SUPPLIED DATA

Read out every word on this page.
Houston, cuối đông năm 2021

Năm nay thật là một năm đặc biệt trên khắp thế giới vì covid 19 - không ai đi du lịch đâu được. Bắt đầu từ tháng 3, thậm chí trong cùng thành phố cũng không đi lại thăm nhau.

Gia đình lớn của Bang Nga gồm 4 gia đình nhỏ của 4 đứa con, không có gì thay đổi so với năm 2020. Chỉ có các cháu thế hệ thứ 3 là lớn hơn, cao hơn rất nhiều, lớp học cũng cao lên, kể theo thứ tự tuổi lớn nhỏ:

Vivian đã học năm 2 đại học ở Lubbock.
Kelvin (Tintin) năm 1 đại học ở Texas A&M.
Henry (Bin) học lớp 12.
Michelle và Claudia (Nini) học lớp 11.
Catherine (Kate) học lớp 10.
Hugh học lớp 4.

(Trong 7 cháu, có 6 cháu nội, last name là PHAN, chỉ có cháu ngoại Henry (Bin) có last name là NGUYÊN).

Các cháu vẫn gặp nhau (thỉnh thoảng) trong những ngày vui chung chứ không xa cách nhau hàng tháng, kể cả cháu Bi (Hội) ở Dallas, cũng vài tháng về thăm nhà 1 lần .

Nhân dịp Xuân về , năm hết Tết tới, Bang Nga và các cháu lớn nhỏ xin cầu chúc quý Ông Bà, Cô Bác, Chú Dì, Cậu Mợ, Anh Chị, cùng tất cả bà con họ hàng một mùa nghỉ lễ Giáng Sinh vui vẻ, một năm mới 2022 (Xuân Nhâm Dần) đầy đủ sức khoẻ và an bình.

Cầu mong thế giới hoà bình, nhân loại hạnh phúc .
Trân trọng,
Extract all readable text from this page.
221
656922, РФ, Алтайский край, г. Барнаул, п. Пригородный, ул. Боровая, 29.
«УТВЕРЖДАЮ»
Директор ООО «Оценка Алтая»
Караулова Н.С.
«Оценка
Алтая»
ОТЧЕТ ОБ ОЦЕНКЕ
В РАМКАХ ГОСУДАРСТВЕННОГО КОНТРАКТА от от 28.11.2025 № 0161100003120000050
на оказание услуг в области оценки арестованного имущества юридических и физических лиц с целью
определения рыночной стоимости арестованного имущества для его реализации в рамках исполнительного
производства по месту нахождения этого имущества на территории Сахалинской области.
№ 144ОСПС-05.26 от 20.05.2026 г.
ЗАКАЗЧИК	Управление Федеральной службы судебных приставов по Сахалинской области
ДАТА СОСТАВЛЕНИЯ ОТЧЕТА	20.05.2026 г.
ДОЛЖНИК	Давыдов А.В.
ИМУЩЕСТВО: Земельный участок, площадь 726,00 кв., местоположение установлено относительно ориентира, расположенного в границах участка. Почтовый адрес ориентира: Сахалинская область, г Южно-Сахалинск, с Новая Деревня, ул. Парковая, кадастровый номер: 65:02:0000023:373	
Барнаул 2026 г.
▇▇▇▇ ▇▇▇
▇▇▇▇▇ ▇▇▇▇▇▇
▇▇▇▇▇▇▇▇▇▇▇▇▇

WHAT YOU HAVE TO DO
Return all of the entries exactly as written.

FULL OUTPUT
Read out every word on this page.
Houston, cuối đông năm 2021

Năm nay thật là một năm đặc biệt trên khắp thế giới vì covid 19 - không ai đi du lịch đâu được. Bắt đầu từ tháng 3, thậm chí trong cùng thành phố cũng không đi lại thăm nhau.

Gia đình lớn của Bang Nga gồm 4 gia đình nhỏ của 4 đứa con, không có gì thay đổi so với năm 2020. Chỉ có các cháu thế hệ thứ 3 là lớn hơn, cao hơn rất nhiều, lớp học cũng cao lên, kể theo thứ tự tuổi lớn nhỏ:

Vivian đã học năm 2 đại học ở Lubbock.
Kelvin (Tintin) năm 1 đại học ở Texas A&M.
Henry (Bin) học lớp 12.
Michelle và Claudia (Nini) học lớp 11.
Catherine (Kate) học lớp 10.
Hugh học lớp 4.

(Trong 7 cháu, có 6 cháu nội, last name là PHAN, chỉ có cháu ngoại Henry (Bin) có last name là NGUYÊN).

Các cháu vẫn gặp nhau (thỉnh thoảng) trong những ngày vui chung chứ không xa cách nhau hàng tháng, kể cả cháu Bi (Hội) ở Dallas, cũng vài tháng về thăm nhà 1 lần .

Nhân dịp Xuân về , năm hết Tết tới, Bang Nga và các cháu lớn nhỏ xin cầu chúc quý Ông Bà, Cô Bác, Chú Dì, Cậu Mợ, Anh Chị, cùng tất cả bà con họ hàng một mùa nghỉ lễ Giáng Sinh vui vẻ, một năm mới 2022 (Xuân Nhâm Dần) đầy đủ sức khoẻ và an bình.

Cầu mong thế giới hoà bình, nhân loại hạnh phúc .
Trân trọng,
Extract all readable text from this page.
221
656922, РФ, Алтайский край, г. Барнаул, п. Пригородный, ул. Боровая, 29.
«УТВЕРЖДАЮ»
Директор ООО «Оценка Алтая»
Караулова Н.С.
«Оценка
Алтая»
ОТЧЕТ ОБ ОЦЕНКЕ
В РАМКАХ ГОСУДАРСТВЕННОГО КОНТРАКТА от от 28.11.2025 № 0161100003120000050
на оказание услуг в области оценки арестованного имущества юридических и физических лиц с целью
определения рыночной стоимости арестованного имущества для его реализации в рамках исполнительного
производства по месту нахождения этого имущества на территории Сахалинской области.
№ 144ОСПС-05.26 от 20.05.2026 г.
ЗАКАЗЧИК	Управление Федеральной службы судебных приставов по Сахалинской области
ДАТА СОСТАВЛЕНИЯ ОТЧЕТА	20.05.2026 г.
ДОЛЖНИК	Давыдов А.В.
ИМУЩЕСТВО: Земельный участок, площадь 726,00 кв., местоположение установлено относительно ориентира, расположенного в границах участка. Почтовый адрес ориентира: Сахалинская область, г Южно-Сахалинск, с Новая Деревня, ул. Парковая, кадастровый номер: 65:02:0000023:373	
Барнаул 2026 г.
▇▇▇▇ ▇▇▇
▇▇▇▇▇ ▇▇▇▇▇▇
▇▇▇▇▇▇▇▇▇▇▇▇▇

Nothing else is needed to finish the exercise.